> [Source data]

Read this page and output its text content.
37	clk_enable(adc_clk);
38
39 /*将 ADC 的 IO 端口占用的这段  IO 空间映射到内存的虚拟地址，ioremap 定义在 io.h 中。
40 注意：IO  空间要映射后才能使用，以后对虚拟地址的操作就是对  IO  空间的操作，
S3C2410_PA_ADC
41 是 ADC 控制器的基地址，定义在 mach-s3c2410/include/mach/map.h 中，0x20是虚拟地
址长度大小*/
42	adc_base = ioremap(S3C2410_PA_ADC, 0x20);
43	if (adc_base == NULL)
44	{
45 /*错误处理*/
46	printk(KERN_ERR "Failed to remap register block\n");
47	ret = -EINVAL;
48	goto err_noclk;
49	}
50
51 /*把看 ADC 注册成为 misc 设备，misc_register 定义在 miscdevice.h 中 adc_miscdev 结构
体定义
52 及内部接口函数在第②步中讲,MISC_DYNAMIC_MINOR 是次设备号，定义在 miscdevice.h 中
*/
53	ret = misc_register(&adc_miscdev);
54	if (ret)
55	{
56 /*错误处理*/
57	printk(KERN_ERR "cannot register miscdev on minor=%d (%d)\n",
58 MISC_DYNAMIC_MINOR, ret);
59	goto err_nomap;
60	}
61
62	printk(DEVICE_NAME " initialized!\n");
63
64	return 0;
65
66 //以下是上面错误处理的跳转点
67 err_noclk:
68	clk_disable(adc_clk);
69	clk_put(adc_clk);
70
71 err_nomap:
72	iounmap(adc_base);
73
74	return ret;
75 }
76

> [WHAT IS BEING ASKED] Go through the records and copy each line with "printk" in it.

> [TASK OUTPUT]
46	printk(KERN_ERR "Failed to remap register block\n");
57	printk(KERN_ERR "cannot register miscdev on minor=%d (%d)\n",
62	printk(DEVICE_NAME " initialized!\n");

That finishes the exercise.